Directions:
Write out each line word for word. Drop pictures.

[Entries from a dataset]
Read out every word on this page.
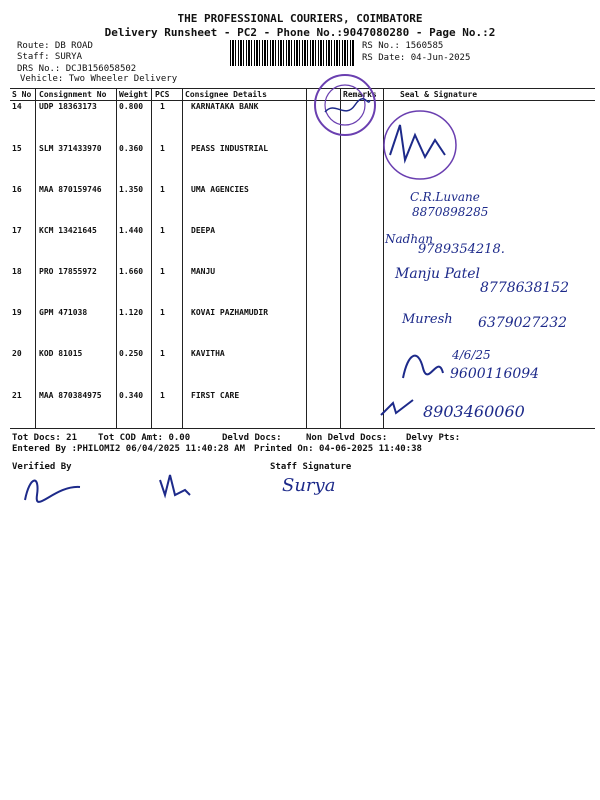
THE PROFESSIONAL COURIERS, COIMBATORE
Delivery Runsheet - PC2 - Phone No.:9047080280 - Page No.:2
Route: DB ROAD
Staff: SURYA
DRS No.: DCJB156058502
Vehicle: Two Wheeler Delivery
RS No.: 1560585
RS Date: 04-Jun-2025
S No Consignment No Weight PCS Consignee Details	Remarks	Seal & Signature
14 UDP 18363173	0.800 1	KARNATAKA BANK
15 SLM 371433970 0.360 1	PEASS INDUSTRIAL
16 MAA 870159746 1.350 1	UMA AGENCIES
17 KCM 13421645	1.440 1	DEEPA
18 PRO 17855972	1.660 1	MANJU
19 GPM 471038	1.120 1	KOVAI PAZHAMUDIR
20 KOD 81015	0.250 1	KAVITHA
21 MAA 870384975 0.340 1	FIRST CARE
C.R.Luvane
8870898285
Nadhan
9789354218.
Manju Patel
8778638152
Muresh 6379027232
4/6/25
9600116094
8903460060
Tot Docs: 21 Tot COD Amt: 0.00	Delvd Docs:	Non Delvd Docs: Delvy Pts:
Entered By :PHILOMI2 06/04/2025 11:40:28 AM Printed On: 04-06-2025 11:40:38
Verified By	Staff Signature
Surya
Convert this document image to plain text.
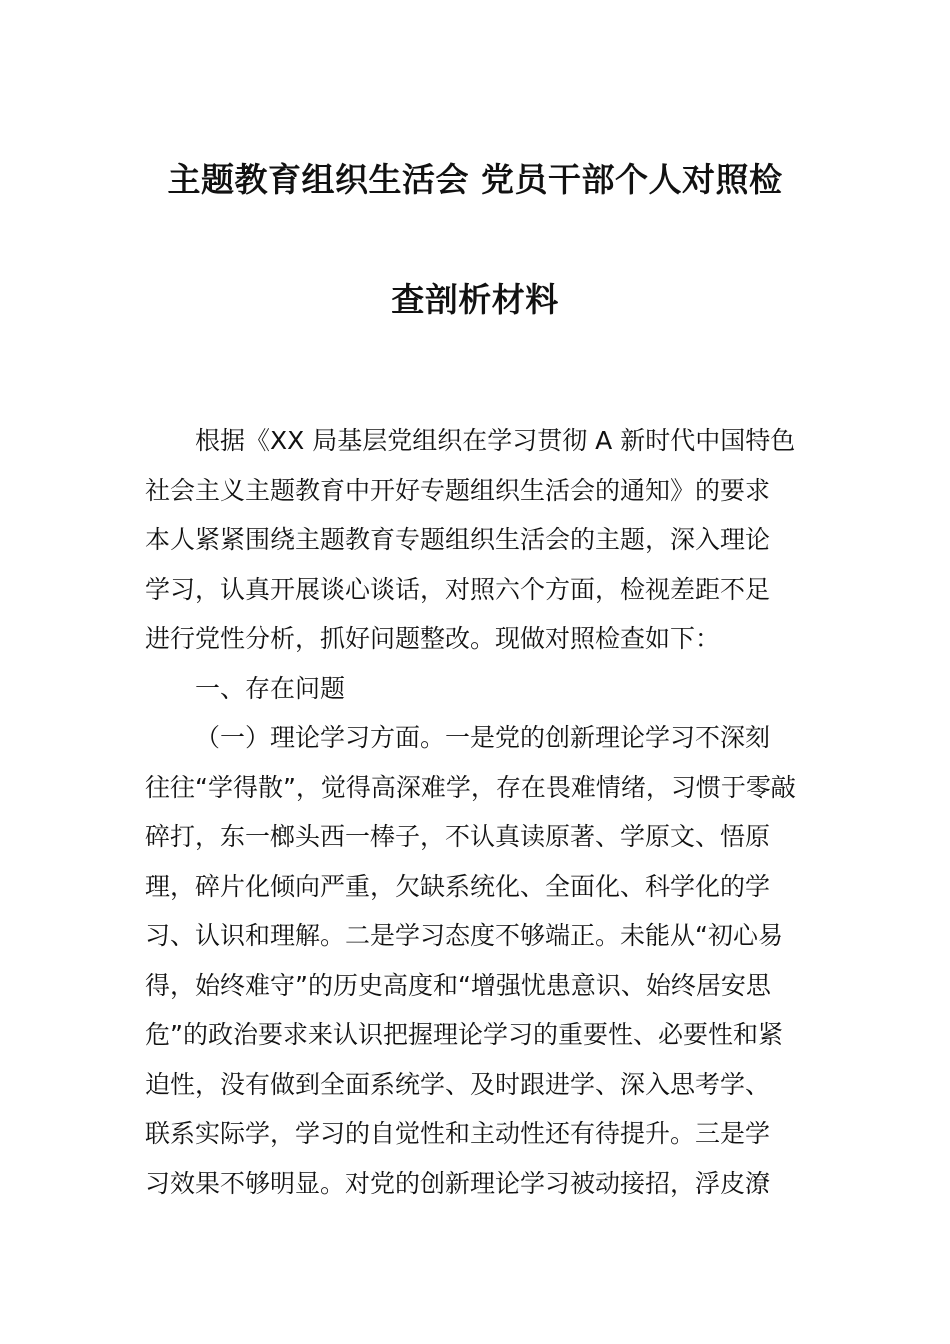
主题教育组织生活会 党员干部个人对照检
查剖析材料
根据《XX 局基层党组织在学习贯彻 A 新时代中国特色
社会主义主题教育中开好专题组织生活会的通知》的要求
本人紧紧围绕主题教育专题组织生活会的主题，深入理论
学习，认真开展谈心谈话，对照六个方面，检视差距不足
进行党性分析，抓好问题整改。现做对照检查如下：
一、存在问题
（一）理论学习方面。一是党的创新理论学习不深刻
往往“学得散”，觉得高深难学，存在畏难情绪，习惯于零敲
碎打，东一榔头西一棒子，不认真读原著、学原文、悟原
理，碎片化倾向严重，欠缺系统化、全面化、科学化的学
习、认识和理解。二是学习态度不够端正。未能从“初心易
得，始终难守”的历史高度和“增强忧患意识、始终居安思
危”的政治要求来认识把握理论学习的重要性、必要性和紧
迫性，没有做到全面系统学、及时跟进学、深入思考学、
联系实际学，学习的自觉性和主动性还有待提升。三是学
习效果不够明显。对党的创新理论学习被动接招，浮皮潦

Answer below:
Read out every word on this page.
THE PROFESSIONAL COURIERS, COIMBATORE
Delivery Runsheet - PC2 - Phone No.:9047080280 - Page No.:2
Route: DB ROAD
Staff: SURYA
DRS No.: DCJB156058502
Vehicle: Two Wheeler Delivery
RS No.: 1560585
RS Date: 04-Jun-2025
S No Consignment No Weight PCS Consignee Details	Remarks	Seal & Signature
14 UDP 18363173	0.800 1	KARNATAKA BANK
15 SLM 371433970 0.360 1	PEASS INDUSTRIAL
16 MAA 870159746 1.350 1	UMA AGENCIES
17 KCM 13421645	1.440 1	DEEPA
18 PRO 17855972	1.660 1	MANJU
19 GPM 471038	1.120 1	KOVAI PAZHAMUDIR
20 KOD 81015	0.250 1	KAVITHA
21 MAA 870384975 0.340 1	FIRST CARE
C.R.Luvane
8870898285
Nadhan
9789354218.
Manju Patel
8778638152
Muresh 6379027232
4/6/25
9600116094
8903460060
Tot Docs: 21 Tot COD Amt: 0.00	Delvd Docs:	Non Delvd Docs: Delvy Pts:
Entered By :PHILOMI2 06/04/2025 11:40:28 AM Printed On: 04-06-2025 11:40:38
Verified By	Staff Signature
Surya
Convert this document image to plain text.
主题教育组织生活会 党员干部个人对照检
查剖析材料
根据《XX 局基层党组织在学习贯彻 A 新时代中国特色
社会主义主题教育中开好专题组织生活会的通知》的要求
本人紧紧围绕主题教育专题组织生活会的主题，深入理论
学习，认真开展谈心谈话，对照六个方面，检视差距不足
进行党性分析，抓好问题整改。现做对照检查如下：
一、存在问题
（一）理论学习方面。一是党的创新理论学习不深刻
往往“学得散”，觉得高深难学，存在畏难情绪，习惯于零敲
碎打，东一榔头西一棒子，不认真读原著、学原文、悟原
理，碎片化倾向严重，欠缺系统化、全面化、科学化的学
习、认识和理解。二是学习态度不够端正。未能从“初心易
得，始终难守”的历史高度和“增强忧患意识、始终居安思
危”的政治要求来认识把握理论学习的重要性、必要性和紧
迫性，没有做到全面系统学、及时跟进学、深入思考学、
联系实际学，学习的自觉性和主动性还有待提升。三是学
习效果不够明显。对党的创新理论学习被动接招，浮皮潦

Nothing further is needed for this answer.